- [TASKS]:
1. In the Pocono race summary, put this sentence into Spanish: "The 1992 Miller Genuine Draft 500 program cover, featuring Rusty Wallace."
2. Write the next part of the 1992 Pocono race summary, picking up right after its final line.

## begin GIVEN TEXT

1992 Miller Genuine Draft 500
- The 1992 Miller Genuine Draft 500 program cover, featuring Rusty Wallace. Artwork by NASCAR artist Sam Bass.
- Date: July 19, 1992
- Official name: 20th Annual Miller Genuine Draft 500
- Location: Long Pond, Pennsylvania, Pocono Raceway
- Course: Permanent racing facility
- Course length: 2.5 miles (4.0 km)
- Distance: 200 laps, 500 mi (804.672 km)
- Scheduled distance: 200 laps, 500 mi (804.672 km)
- Average speed: 134.058 miles per hour (215.745 km/h)

## end GIVEN TEXT
## begin INFORMATION PROVIDED

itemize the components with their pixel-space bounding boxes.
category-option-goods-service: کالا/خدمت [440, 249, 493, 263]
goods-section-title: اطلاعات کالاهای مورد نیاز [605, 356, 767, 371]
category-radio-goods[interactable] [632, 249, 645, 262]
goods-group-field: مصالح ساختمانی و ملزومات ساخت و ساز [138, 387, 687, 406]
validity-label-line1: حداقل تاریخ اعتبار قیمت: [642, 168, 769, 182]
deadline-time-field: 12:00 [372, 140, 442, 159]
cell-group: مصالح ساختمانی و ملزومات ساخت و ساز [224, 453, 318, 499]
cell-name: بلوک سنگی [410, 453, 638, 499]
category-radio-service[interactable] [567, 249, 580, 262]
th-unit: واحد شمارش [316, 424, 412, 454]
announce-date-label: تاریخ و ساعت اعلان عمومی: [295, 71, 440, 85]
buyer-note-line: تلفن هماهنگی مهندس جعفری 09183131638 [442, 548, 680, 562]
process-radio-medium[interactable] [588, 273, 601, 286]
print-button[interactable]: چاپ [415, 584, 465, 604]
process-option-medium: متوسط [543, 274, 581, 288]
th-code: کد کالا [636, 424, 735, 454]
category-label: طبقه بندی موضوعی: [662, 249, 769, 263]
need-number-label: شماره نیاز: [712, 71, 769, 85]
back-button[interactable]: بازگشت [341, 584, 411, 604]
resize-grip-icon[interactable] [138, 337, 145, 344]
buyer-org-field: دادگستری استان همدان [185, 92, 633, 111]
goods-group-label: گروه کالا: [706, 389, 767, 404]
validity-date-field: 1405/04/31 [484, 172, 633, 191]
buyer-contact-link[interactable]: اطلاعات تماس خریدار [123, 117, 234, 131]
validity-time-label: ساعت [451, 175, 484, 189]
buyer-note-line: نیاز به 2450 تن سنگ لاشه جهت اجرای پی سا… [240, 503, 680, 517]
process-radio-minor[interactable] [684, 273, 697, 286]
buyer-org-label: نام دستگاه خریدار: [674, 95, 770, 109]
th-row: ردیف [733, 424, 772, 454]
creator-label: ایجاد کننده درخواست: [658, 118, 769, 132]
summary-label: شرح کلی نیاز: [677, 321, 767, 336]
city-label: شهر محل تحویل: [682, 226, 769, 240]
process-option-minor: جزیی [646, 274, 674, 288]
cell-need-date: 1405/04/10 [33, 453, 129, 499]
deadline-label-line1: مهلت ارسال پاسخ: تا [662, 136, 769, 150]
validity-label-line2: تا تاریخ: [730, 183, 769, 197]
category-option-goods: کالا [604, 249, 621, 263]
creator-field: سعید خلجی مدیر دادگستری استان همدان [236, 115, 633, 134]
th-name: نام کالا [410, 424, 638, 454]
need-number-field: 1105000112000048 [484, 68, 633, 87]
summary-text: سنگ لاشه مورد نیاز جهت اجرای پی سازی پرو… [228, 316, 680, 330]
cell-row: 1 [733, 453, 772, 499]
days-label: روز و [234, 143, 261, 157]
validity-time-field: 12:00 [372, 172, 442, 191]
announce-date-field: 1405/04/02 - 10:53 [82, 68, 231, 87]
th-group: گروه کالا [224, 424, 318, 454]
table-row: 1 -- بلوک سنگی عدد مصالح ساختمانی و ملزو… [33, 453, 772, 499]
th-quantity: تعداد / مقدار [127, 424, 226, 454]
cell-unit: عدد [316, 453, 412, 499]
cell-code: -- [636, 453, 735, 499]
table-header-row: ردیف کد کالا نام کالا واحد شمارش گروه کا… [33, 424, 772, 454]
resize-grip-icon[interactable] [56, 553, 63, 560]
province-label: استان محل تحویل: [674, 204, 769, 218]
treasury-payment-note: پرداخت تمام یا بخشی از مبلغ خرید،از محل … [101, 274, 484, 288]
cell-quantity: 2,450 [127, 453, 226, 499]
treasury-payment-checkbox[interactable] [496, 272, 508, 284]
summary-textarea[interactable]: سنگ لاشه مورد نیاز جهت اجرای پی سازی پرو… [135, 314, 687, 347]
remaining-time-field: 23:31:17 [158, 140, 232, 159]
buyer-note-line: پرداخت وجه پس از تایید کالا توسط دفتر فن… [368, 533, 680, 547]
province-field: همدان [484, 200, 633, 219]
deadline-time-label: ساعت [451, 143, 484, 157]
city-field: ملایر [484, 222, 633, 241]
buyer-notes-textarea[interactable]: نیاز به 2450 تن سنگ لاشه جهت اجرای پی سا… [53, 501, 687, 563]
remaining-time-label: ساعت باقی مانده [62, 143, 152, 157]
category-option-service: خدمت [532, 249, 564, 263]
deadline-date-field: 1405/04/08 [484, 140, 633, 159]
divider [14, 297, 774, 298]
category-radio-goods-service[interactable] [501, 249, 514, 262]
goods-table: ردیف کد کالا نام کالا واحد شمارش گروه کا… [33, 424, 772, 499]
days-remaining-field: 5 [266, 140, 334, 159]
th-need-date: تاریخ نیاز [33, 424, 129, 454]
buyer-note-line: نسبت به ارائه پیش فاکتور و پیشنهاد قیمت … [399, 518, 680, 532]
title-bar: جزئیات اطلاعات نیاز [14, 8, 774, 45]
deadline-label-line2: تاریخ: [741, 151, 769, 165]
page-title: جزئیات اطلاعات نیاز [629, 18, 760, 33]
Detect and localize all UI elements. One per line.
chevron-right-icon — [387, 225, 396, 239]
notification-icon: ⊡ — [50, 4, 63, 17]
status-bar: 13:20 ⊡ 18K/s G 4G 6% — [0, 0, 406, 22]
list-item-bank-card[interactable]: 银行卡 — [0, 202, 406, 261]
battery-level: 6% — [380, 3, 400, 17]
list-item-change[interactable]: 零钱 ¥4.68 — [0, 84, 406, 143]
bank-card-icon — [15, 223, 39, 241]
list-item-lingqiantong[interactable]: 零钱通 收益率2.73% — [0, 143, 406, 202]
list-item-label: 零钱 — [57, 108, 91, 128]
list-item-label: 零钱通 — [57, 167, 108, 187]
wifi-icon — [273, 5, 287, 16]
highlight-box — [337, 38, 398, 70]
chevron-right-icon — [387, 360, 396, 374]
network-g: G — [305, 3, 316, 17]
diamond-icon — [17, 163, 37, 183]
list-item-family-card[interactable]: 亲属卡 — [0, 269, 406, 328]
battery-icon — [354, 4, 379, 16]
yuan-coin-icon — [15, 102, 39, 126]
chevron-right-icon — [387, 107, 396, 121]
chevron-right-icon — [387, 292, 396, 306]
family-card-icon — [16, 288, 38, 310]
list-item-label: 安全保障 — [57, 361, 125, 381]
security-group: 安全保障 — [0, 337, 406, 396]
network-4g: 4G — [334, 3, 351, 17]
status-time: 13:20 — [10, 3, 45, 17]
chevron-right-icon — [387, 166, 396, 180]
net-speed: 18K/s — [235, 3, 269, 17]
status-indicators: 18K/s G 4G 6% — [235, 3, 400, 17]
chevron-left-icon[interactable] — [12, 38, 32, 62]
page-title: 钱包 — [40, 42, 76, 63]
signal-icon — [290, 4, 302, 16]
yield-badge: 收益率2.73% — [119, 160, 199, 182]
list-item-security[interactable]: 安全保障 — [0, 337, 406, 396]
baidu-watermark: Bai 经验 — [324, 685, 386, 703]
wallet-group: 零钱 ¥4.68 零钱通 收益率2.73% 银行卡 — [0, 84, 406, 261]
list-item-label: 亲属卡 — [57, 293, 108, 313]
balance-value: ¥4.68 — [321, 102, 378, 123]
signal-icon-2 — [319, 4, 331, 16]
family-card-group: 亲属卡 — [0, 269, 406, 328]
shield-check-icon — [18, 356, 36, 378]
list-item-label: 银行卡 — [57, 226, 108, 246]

## end INFORMATION PROVIDED

- [THE ANSWERS]:
1. La portada del programa de la Miller Genuine Draft 500 de 1992, con Rusty Wallace.

2.
Pole position
- Driver: Davey Allison; / Robert Yates Racing
- Time: 55.548

Most laps led
- Driver: Davey Allison / Robert Yates Racing
- Laps: 116

Winner
- No. 17: Darrell Waltrip / Darrell Waltrip Motorsports

Television in the United States
- Network: ESPN
- Announcers: Bob Jenkins, Benny Parsons, Ned Jarrett

Radio in the United States
- Radio: Motor Racing Network

= 1992 Miller Genuine Draft 500 =

16th race of the 1992 NASCAR Winston Cup Series

The 1992 Miller Genuine Draft 500 was the 16th stock car race of the 1992 NASCAR Winston Cup Series season and the 20th iteration of the event. The race was held on Sunday, July 19, 1992, in Long Pond, Pennsylvania, at Pocono Raceway, a 2.5 miles (4.0 km) triangular permanent course. The race took the scheduled 200 laps to complete. Running on a fuel mileage call, owner-driver Darrell Waltrip would manage to conserve fuel for the last 42 laps of the race to take his 82nd career NASCAR Winston Cup Series victory and his first victory of the season. To fill out the top three, Leo Jackson Motorsports driver Harry Gant and owner-driver Alan Kulwicki would finish second and third, respectively.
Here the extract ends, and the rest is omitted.